Your task is to copy each line that has the word "constraints".

• Stored rows:

>>>>

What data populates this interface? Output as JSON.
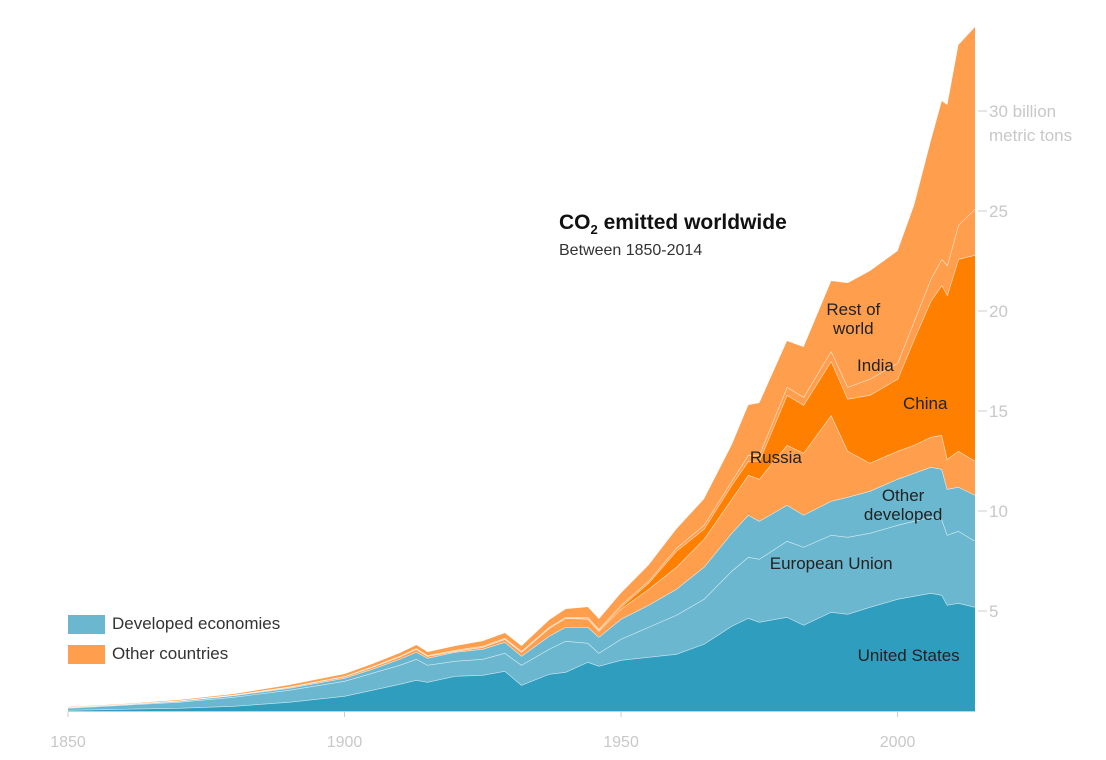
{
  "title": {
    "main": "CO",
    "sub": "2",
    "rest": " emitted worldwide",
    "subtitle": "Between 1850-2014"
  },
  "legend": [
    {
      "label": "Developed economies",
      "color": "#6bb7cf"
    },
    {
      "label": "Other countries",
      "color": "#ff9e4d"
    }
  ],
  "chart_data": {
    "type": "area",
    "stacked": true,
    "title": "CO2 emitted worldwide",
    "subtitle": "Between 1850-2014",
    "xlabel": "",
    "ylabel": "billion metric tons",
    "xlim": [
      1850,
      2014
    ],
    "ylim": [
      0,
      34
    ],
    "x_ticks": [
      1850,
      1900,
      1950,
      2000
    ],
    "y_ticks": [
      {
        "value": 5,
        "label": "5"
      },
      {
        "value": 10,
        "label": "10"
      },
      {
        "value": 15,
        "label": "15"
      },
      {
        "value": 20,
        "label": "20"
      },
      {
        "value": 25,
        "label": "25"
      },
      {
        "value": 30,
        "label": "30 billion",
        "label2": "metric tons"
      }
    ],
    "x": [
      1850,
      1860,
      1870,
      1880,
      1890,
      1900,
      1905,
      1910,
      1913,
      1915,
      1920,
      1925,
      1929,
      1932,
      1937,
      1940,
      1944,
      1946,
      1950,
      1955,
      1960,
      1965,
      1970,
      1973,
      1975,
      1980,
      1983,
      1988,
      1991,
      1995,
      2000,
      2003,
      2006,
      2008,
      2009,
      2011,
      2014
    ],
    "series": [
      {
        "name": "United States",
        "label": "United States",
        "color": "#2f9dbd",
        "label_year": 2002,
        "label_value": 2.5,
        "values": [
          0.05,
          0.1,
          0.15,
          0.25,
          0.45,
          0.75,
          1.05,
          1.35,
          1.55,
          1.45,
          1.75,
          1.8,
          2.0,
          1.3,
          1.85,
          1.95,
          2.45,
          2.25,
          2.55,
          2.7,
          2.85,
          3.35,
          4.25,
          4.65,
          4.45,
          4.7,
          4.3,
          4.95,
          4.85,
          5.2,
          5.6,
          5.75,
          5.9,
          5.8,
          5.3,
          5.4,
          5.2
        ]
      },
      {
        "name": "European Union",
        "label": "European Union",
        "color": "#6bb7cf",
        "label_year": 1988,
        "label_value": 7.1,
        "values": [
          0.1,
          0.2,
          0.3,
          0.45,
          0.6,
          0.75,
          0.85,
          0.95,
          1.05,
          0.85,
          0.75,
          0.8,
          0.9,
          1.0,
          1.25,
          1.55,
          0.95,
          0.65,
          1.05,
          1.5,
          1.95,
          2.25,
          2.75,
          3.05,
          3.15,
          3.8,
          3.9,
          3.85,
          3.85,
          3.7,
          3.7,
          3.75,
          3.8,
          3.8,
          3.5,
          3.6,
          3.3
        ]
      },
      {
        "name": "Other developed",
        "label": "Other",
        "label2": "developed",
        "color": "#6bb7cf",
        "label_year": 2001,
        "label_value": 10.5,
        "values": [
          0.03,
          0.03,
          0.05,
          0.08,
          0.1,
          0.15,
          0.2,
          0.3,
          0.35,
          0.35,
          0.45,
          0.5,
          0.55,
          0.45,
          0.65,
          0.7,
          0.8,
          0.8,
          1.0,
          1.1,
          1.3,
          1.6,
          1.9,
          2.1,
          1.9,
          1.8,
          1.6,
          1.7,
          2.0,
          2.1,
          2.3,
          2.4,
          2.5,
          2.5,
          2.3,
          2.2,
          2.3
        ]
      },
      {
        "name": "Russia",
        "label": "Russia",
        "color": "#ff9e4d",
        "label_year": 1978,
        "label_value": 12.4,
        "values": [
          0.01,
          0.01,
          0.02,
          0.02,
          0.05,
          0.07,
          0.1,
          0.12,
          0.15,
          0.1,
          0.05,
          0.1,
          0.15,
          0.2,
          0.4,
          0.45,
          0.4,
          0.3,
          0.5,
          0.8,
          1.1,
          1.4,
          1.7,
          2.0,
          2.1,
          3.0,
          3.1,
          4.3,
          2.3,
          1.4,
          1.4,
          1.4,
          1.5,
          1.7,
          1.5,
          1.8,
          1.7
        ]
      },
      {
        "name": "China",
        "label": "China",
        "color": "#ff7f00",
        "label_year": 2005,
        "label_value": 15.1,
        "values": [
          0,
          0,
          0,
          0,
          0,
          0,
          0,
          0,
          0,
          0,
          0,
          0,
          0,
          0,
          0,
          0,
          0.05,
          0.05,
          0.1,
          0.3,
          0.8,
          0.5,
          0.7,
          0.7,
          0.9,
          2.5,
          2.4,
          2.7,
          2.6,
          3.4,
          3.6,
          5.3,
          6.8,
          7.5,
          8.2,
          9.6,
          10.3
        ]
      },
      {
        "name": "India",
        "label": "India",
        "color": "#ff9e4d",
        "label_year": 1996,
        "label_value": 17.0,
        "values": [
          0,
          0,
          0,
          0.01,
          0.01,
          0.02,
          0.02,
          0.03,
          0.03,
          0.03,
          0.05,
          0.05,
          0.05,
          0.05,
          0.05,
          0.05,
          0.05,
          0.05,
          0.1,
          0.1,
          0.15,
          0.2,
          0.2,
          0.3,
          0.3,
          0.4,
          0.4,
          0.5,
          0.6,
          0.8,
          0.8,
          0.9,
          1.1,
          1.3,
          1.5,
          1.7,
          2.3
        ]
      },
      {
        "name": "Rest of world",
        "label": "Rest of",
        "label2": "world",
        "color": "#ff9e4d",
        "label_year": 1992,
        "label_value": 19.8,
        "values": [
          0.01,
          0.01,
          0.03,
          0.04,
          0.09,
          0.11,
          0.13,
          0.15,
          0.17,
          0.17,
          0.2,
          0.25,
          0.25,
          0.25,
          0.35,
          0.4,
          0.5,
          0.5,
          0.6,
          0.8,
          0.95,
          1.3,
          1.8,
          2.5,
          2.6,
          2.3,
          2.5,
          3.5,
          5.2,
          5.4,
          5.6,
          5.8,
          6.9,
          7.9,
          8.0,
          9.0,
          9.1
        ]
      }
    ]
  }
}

<<<<
>>>>

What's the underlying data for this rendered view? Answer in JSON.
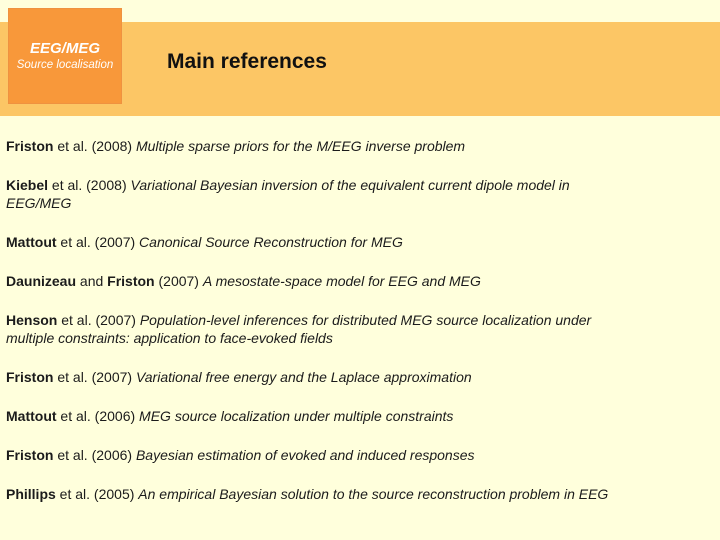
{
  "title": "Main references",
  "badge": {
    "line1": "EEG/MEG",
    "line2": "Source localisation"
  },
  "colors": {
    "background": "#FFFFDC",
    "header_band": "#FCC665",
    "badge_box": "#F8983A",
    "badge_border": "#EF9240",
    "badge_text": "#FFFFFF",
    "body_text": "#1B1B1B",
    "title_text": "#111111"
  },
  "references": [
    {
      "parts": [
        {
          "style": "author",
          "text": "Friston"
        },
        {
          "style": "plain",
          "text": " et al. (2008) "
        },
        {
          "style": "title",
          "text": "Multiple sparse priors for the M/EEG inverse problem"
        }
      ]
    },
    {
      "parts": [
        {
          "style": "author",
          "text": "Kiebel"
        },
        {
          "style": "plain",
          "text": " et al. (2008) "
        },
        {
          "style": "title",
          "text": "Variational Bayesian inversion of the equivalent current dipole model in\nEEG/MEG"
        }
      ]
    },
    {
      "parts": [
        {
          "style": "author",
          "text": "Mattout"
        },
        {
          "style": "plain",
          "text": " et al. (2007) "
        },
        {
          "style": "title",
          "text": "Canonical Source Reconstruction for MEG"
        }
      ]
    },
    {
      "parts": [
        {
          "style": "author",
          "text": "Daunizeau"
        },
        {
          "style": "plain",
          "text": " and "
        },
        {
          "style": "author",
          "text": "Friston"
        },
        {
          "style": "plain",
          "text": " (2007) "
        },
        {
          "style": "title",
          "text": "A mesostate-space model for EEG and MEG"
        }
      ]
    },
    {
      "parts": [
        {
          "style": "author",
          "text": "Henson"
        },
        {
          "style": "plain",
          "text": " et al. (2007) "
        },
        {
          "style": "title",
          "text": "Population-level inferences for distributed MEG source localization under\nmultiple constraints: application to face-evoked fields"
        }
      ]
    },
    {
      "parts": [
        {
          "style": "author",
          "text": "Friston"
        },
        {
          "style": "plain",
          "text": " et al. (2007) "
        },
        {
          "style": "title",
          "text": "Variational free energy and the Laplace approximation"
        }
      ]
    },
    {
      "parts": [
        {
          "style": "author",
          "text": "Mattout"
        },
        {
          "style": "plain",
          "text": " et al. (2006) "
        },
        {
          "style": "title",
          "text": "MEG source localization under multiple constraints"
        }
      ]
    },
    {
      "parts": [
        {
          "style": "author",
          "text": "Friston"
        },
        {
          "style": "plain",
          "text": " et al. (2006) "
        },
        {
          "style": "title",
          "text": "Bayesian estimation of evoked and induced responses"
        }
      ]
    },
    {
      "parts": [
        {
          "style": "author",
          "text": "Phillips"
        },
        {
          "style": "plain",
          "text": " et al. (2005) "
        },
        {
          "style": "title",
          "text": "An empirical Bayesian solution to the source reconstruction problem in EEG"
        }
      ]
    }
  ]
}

<<<<

• Full solution:
          "text": "Population-level inferences for distributed MEG source localization under\nmultiple constraints: application to face-evoked fields"
          "text": "MEG source localization under multiple constraints"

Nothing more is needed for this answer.